PROBLEM REQUIREMENTS: Provide the number of lines where the word "Business" occurs, and no other text.

DATASET:

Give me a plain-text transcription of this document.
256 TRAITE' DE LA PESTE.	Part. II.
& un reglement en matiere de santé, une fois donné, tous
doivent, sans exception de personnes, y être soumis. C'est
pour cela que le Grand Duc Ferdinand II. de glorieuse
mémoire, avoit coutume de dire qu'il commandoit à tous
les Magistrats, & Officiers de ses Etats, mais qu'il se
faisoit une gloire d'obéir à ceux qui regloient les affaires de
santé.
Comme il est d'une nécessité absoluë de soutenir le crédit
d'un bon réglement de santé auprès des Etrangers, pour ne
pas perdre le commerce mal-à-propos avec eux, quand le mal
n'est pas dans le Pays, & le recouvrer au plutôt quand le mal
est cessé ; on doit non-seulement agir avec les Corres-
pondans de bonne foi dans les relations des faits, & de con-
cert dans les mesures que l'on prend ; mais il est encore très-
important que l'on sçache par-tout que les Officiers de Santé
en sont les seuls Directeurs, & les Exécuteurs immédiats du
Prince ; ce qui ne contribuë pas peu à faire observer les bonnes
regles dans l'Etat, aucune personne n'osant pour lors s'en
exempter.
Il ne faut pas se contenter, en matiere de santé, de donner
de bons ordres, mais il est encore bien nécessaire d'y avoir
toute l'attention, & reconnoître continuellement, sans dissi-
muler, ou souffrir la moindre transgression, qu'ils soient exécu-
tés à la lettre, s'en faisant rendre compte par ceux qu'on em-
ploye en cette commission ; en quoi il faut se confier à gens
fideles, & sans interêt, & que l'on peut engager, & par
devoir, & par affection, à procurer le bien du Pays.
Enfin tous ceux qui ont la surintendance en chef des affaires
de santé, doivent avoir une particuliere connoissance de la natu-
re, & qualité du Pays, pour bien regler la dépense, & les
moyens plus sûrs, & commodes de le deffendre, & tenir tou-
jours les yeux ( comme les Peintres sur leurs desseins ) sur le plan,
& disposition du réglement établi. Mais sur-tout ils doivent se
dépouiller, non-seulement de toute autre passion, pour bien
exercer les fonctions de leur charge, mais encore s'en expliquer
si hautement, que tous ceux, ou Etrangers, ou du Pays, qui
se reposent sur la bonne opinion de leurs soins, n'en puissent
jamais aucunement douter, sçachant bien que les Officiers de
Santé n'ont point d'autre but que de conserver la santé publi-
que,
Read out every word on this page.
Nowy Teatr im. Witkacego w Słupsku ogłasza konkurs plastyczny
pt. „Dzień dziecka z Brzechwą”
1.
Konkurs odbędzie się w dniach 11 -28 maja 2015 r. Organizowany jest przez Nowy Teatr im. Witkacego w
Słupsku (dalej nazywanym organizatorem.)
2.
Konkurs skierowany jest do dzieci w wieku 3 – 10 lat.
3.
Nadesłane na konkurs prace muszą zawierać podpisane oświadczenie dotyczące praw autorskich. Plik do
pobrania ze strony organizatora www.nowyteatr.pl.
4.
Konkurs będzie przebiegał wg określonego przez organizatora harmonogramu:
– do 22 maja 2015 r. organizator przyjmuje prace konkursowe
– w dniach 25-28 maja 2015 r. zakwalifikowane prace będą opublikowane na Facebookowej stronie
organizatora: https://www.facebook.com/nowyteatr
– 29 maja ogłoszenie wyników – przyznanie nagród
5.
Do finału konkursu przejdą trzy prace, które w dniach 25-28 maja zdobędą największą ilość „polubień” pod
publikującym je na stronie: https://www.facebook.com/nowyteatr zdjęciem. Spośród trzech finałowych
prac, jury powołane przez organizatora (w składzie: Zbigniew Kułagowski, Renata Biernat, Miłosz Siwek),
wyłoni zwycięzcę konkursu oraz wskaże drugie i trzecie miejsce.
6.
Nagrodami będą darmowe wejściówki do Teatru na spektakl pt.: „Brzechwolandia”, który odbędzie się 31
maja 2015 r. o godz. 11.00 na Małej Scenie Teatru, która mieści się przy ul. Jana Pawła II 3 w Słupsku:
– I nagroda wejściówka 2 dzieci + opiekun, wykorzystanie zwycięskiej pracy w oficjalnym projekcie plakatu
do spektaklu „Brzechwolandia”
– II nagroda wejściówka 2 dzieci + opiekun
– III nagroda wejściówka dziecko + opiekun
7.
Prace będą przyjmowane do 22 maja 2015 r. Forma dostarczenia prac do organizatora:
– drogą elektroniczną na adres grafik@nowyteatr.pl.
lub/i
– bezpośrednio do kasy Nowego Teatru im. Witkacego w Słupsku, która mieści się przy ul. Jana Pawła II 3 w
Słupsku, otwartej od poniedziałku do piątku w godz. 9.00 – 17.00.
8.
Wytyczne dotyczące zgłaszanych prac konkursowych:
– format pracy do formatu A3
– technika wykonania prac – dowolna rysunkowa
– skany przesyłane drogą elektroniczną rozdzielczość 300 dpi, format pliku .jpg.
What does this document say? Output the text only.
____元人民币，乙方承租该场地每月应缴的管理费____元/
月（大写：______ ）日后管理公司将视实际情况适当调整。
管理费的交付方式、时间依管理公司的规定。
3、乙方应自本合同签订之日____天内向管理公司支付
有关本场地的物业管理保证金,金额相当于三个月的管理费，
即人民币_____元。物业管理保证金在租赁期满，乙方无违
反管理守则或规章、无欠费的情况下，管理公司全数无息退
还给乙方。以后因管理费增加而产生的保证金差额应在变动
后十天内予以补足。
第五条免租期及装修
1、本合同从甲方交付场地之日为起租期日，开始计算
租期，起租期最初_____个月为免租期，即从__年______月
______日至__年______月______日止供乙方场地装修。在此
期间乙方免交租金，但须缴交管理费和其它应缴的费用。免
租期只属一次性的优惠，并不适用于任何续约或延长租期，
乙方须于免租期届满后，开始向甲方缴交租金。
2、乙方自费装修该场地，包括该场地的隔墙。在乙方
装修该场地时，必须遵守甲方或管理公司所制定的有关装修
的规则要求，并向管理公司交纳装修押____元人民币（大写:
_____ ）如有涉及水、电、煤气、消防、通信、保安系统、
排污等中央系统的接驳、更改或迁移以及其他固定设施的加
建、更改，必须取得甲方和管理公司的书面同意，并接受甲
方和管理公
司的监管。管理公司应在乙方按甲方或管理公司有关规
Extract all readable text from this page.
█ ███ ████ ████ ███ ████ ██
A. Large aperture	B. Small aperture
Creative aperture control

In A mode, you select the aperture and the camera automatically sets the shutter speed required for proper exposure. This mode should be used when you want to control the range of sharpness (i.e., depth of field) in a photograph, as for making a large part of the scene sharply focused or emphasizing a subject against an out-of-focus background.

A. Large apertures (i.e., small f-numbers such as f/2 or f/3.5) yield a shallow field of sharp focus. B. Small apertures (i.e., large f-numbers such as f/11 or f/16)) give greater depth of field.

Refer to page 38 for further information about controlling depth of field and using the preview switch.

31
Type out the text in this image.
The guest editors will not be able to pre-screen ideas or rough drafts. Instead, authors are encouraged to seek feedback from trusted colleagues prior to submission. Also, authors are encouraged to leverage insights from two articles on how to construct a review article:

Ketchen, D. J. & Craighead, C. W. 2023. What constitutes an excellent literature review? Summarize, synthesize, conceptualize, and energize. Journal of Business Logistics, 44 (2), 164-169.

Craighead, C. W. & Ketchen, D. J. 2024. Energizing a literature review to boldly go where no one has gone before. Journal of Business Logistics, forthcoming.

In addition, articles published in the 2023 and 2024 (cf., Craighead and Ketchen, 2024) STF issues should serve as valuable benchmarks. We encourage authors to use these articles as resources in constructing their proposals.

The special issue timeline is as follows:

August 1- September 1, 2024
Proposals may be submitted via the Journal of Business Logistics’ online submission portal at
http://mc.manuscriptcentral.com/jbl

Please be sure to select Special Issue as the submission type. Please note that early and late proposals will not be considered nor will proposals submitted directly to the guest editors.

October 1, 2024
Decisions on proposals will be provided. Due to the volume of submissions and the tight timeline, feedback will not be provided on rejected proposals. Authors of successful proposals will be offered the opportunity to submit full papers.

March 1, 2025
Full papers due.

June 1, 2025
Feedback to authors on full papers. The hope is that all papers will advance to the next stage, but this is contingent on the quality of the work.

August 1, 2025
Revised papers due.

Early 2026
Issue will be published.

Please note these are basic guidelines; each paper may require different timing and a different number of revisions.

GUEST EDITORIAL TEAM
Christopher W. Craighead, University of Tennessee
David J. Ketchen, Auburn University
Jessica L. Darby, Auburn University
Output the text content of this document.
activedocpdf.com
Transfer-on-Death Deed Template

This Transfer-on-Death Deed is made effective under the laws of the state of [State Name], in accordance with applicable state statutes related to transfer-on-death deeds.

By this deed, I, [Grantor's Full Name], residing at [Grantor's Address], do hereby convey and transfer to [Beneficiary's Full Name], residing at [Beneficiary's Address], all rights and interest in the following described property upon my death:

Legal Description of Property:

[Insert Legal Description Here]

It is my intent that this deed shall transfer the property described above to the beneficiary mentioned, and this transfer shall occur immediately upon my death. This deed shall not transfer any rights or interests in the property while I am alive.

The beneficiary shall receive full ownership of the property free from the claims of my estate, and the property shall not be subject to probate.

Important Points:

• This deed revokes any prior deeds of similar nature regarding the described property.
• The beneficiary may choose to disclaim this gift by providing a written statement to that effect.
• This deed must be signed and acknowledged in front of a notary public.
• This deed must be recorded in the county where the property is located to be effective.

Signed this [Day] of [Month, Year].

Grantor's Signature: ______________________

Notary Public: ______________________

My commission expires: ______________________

ANSWER TO THIS EXERCISE: 3